- Stated problem: All of the material below is to be restated word for word, apart from the pictures.

----

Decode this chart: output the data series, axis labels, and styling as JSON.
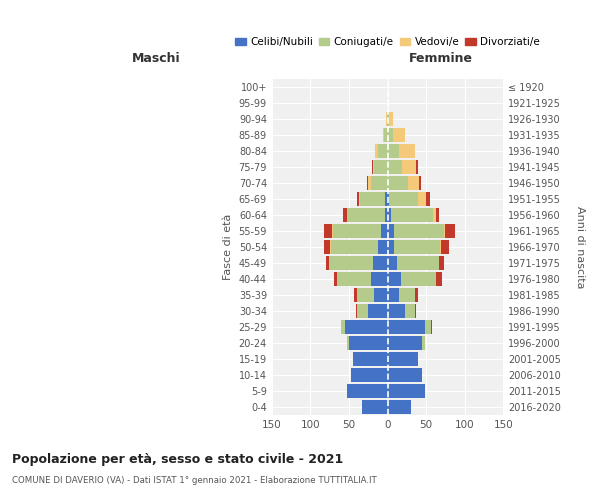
{
  "age_groups_display": [
    "0-4",
    "5-9",
    "10-14",
    "15-19",
    "20-24",
    "25-29",
    "30-34",
    "35-39",
    "40-44",
    "45-49",
    "50-54",
    "55-59",
    "60-64",
    "65-69",
    "70-74",
    "75-79",
    "80-84",
    "85-89",
    "90-94",
    "95-99",
    "100+"
  ],
  "birth_years_display": [
    "2016-2020",
    "2011-2015",
    "2006-2010",
    "2001-2005",
    "1996-2000",
    "1991-1995",
    "1986-1990",
    "1981-1985",
    "1976-1980",
    "1971-1975",
    "1966-1970",
    "1961-1965",
    "1956-1960",
    "1951-1955",
    "1946-1950",
    "1941-1945",
    "1936-1940",
    "1931-1935",
    "1926-1930",
    "1921-1925",
    "≤ 1920"
  ],
  "male": {
    "celibi": [
      33,
      52,
      48,
      45,
      50,
      55,
      25,
      17,
      22,
      19,
      13,
      9,
      3,
      4,
      0,
      0,
      0,
      0,
      0,
      0,
      0
    ],
    "coniugati": [
      0,
      0,
      0,
      0,
      2,
      5,
      15,
      22,
      43,
      57,
      60,
      62,
      50,
      32,
      22,
      17,
      13,
      5,
      1,
      0,
      0
    ],
    "vedovi": [
      0,
      0,
      0,
      0,
      0,
      0,
      0,
      0,
      0,
      0,
      1,
      1,
      0,
      1,
      4,
      2,
      3,
      1,
      1,
      0,
      0
    ],
    "divorziati": [
      0,
      0,
      0,
      0,
      0,
      1,
      1,
      5,
      4,
      4,
      9,
      11,
      5,
      2,
      1,
      1,
      0,
      0,
      0,
      0,
      0
    ]
  },
  "female": {
    "nubili": [
      30,
      48,
      45,
      40,
      45,
      48,
      22,
      15,
      18,
      12,
      8,
      8,
      4,
      2,
      1,
      0,
      0,
      0,
      0,
      0,
      0
    ],
    "coniugate": [
      0,
      0,
      0,
      0,
      4,
      8,
      14,
      20,
      45,
      55,
      60,
      65,
      55,
      38,
      26,
      19,
      15,
      7,
      2,
      0,
      0
    ],
    "vedove": [
      0,
      0,
      0,
      0,
      0,
      0,
      0,
      0,
      0,
      0,
      1,
      2,
      4,
      10,
      14,
      18,
      20,
      15,
      5,
      0,
      1
    ],
    "divorziate": [
      0,
      0,
      0,
      0,
      0,
      1,
      1,
      4,
      8,
      6,
      10,
      12,
      4,
      5,
      2,
      2,
      1,
      1,
      0,
      0,
      0
    ]
  },
  "colors": {
    "celibi": "#4472c4",
    "coniugati": "#b5cb8b",
    "vedovi": "#f5c97a",
    "divorziati": "#c0392b"
  },
  "xlim": 150,
  "title": "Popolazione per età, sesso e stato civile - 2021",
  "subtitle": "COMUNE DI DAVERIO (VA) - Dati ISTAT 1° gennaio 2021 - Elaborazione TUTTITALIA.IT",
  "ylabel_left": "Fasce di età",
  "ylabel_right": "Anni di nascita",
  "xlabel_male": "Maschi",
  "xlabel_female": "Femmine",
  "bg_color": "#f0f0f0",
  "grid_color": "#cccccc"
}
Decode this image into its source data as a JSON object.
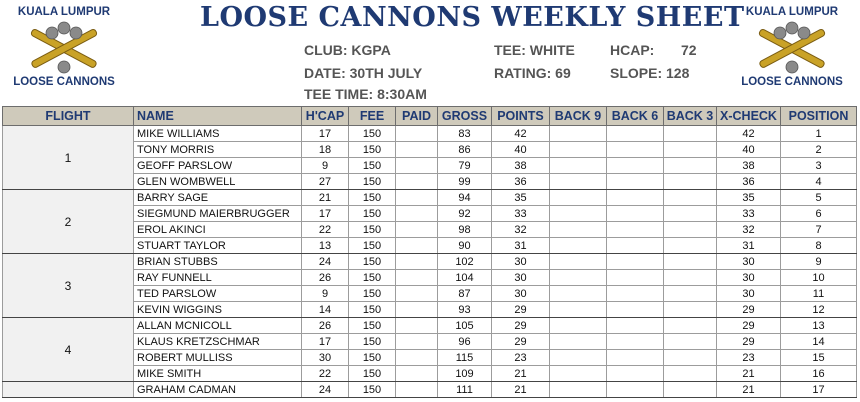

----

- Result of the exercise:
Decode this chart: output the data series, axis labels, and styling as JSON.
{
  "age_groups_display": [
    "0-4",
    "5-9",
    "10-14",
    "15-19",
    "20-24",
    "25-29",
    "30-34",
    "35-39",
    "40-44",
    "45-49",
    "50-54",
    "55-59",
    "60-64",
    "65-69",
    "70-74",
    "75-79",
    "80-84",
    "85-89",
    "90-94",
    "95-99",
    "100+"
  ],
  "birth_years_display": [
    "2016-2020",
    "2011-2015",
    "2006-2010",
    "2001-2005",
    "1996-2000",
    "1991-1995",
    "1986-1990",
    "1981-1985",
    "1976-1980",
    "1971-1975",
    "1966-1970",
    "1961-1965",
    "1956-1960",
    "1951-1955",
    "1946-1950",
    "1941-1945",
    "1936-1940",
    "1931-1935",
    "1926-1930",
    "1921-1925",
    "≤ 1920"
  ],
  "male": {
    "celibi": [
      33,
      52,
      48,
      45,
      50,
      55,
      25,
      17,
      22,
      19,
      13,
      9,
      3,
      4,
      0,
      0,
      0,
      0,
      0,
      0,
      0
    ],
    "coniugati": [
      0,
      0,
      0,
      0,
      2,
      5,
      15,
      22,
      43,
      57,
      60,
      62,
      50,
      32,
      22,
      17,
      13,
      5,
      1,
      0,
      0
    ],
    "vedovi": [
      0,
      0,
      0,
      0,
      0,
      0,
      0,
      0,
      0,
      0,
      1,
      1,
      0,
      1,
      4,
      2,
      3,
      1,
      1,
      0,
      0
    ],
    "divorziati": [
      0,
      0,
      0,
      0,
      0,
      1,
      1,
      5,
      4,
      4,
      9,
      11,
      5,
      2,
      1,
      1,
      0,
      0,
      0,
      0,
      0
    ]
  },
  "female": {
    "nubili": [
      30,
      48,
      45,
      40,
      45,
      48,
      22,
      15,
      18,
      12,
      8,
      8,
      4,
      2,
      1,
      0,
      0,
      0,
      0,
      0,
      0
    ],
    "coniugate": [
      0,
      0,
      0,
      0,
      4,
      8,
      14,
      20,
      45,
      55,
      60,
      65,
      55,
      38,
      26,
      19,
      15,
      7,
      2,
      0,
      0
    ],
    "vedove": [
      0,
      0,
      0,
      0,
      0,
      0,
      0,
      0,
      0,
      0,
      1,
      2,
      4,
      10,
      14,
      18,
      20,
      15,
      5,
      0,
      1
    ],
    "divorziate": [
      0,
      0,
      0,
      0,
      0,
      1,
      1,
      4,
      8,
      6,
      10,
      12,
      4,
      5,
      2,
      2,
      1,
      1,
      0,
      0,
      0
    ]
  },
  "colors": {
    "celibi": "#4472c4",
    "coniugati": "#b5cb8b",
    "vedovi": "#f5c97a",
    "divorziati": "#c0392b"
  },
  "xlim": 150,
  "title": "Popolazione per età, sesso e stato civile - 2021",
  "subtitle": "COMUNE DI DAVERIO (VA) - Dati ISTAT 1° gennaio 2021 - Elaborazione TUTTITALIA.IT",
  "ylabel_left": "Fasce di età",
  "ylabel_right": "Anni di nascita",
  "xlabel_male": "Maschi",
  "xlabel_female": "Femmine",
  "bg_color": "#f0f0f0",
  "grid_color": "#cccccc"
}
Decode this image into its source data as a JSON object.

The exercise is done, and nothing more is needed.